**Aim of the exercise**.
Without the pictures, return all of the material exactly as written.

**Dataset**.
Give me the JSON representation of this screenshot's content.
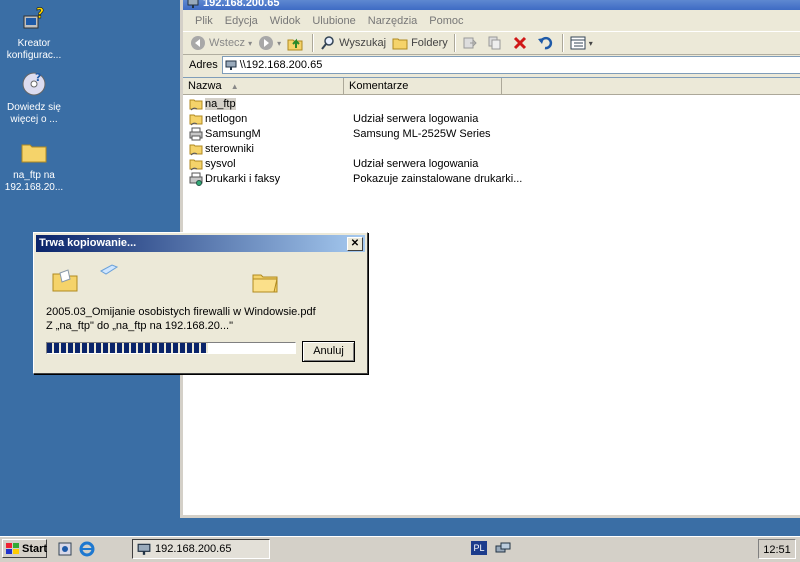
{
  "desktop": {
    "icons": [
      {
        "label": "Kreator\nkonfigurac...",
        "icon": "wizard-icon"
      },
      {
        "label": "Dowiedz się\nwięcej o ...",
        "icon": "help-cd-icon"
      },
      {
        "label": "na_ftp na\n192.168.20...",
        "icon": "folder-icon"
      }
    ]
  },
  "explorer": {
    "title": "192.168.200.65",
    "menu": [
      "Plik",
      "Edycja",
      "Widok",
      "Ulubione",
      "Narzędzia",
      "Pomoc"
    ],
    "toolbar": {
      "back": "Wstecz",
      "search": "Wyszukaj",
      "folders": "Foldery"
    },
    "address_label": "Adres",
    "address_value": "\\\\192.168.200.65",
    "columns": [
      "Nazwa",
      "Komentarze"
    ],
    "items": [
      {
        "name": "na_ftp",
        "comment": "",
        "icon": "share-folder-icon",
        "selected": true
      },
      {
        "name": "netlogon",
        "comment": "Udział serwera logowania",
        "icon": "share-folder-icon"
      },
      {
        "name": "SamsungM",
        "comment": "Samsung ML-2525W Series",
        "icon": "printer-icon"
      },
      {
        "name": "sterowniki",
        "comment": "",
        "icon": "share-folder-icon"
      },
      {
        "name": "sysvol",
        "comment": "Udział serwera logowania",
        "icon": "share-folder-icon"
      },
      {
        "name": "Drukarki i faksy",
        "comment": "Pokazuje zainstalowane drukarki...",
        "icon": "printers-faxes-icon"
      }
    ]
  },
  "copy_dialog": {
    "title": "Trwa kopiowanie...",
    "file_name": "2005.03_Omijanie osobistych firewalli w Windowsie.pdf",
    "from_to": "Z „na_ftp\" do „na_ftp na 192.168.20...\"",
    "progress": 0.65,
    "cancel_label": "Anuluj"
  },
  "taskbar": {
    "start_label": "Start",
    "window_button": "192.168.200.65",
    "language": "PL",
    "clock": "12:51"
  },
  "colors": {
    "desktop": "#3a6ea5",
    "dialog_title_start": "#0a246a",
    "dialog_title_end": "#a6caf0"
  }
}
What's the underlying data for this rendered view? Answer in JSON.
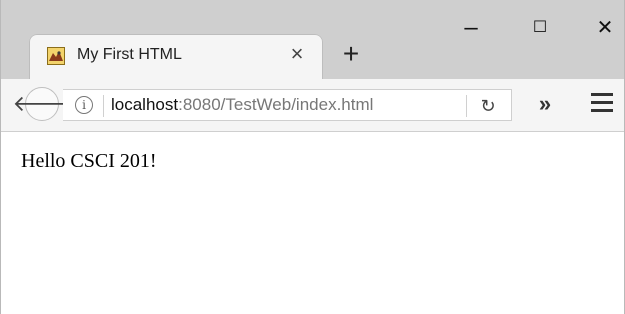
{
  "tab": {
    "title": "My First HTML",
    "favicon": "tomcat-icon"
  },
  "window_controls": {
    "minimize": "minimize-icon",
    "maximize": "maximize-icon",
    "close": "close-icon"
  },
  "nav": {
    "url_host": "localhost",
    "url_rest": ":8080/TestWeb/index.html"
  },
  "page": {
    "text": "Hello CSCI 201!"
  },
  "colors": {
    "tab_strip": "#cfcfcf",
    "toolbar": "#f5f5f5",
    "page_background": "#ffffff"
  }
}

**Result**.
Give me the JSON representation of this screenshot's content.
{
  "desktop": {
    "icons": [
      {
        "label": "Kreator\nkonfigurac...",
        "icon": "wizard-icon"
      },
      {
        "label": "Dowiedz się\nwięcej o ...",
        "icon": "help-cd-icon"
      },
      {
        "label": "na_ftp na\n192.168.20...",
        "icon": "folder-icon"
      }
    ]
  },
  "explorer": {
    "title": "192.168.200.65",
    "menu": [
      "Plik",
      "Edycja",
      "Widok",
      "Ulubione",
      "Narzędzia",
      "Pomoc"
    ],
    "toolbar": {
      "back": "Wstecz",
      "search": "Wyszukaj",
      "folders": "Foldery"
    },
    "address_label": "Adres",
    "address_value": "\\\\192.168.200.65",
    "columns": [
      "Nazwa",
      "Komentarze"
    ],
    "items": [
      {
        "name": "na_ftp",
        "comment": "",
        "icon": "share-folder-icon",
        "selected": true
      },
      {
        "name": "netlogon",
        "comment": "Udział serwera logowania",
        "icon": "share-folder-icon"
      },
      {
        "name": "SamsungM",
        "comment": "Samsung ML-2525W Series",
        "icon": "printer-icon"
      },
      {
        "name": "sterowniki",
        "comment": "",
        "icon": "share-folder-icon"
      },
      {
        "name": "sysvol",
        "comment": "Udział serwera logowania",
        "icon": "share-folder-icon"
      },
      {
        "name": "Drukarki i faksy",
        "comment": "Pokazuje zainstalowane drukarki...",
        "icon": "printers-faxes-icon"
      }
    ]
  },
  "copy_dialog": {
    "title": "Trwa kopiowanie...",
    "file_name": "2005.03_Omijanie osobistych firewalli w Windowsie.pdf",
    "from_to": "Z „na_ftp\" do „na_ftp na 192.168.20...\"",
    "progress": 0.65,
    "cancel_label": "Anuluj"
  },
  "taskbar": {
    "start_label": "Start",
    "window_button": "192.168.200.65",
    "language": "PL",
    "clock": "12:51"
  },
  "colors": {
    "desktop": "#3a6ea5",
    "dialog_title_start": "#0a246a",
    "dialog_title_end": "#a6caf0"
  }
}
What's the underlying data for this rendered view? Answer in JSON.
{
  "tab": {
    "title": "My First HTML",
    "favicon": "tomcat-icon"
  },
  "window_controls": {
    "minimize": "minimize-icon",
    "maximize": "maximize-icon",
    "close": "close-icon"
  },
  "nav": {
    "url_host": "localhost",
    "url_rest": ":8080/TestWeb/index.html"
  },
  "page": {
    "text": "Hello CSCI 201!"
  },
  "colors": {
    "tab_strip": "#cfcfcf",
    "toolbar": "#f5f5f5",
    "page_background": "#ffffff"
  }
}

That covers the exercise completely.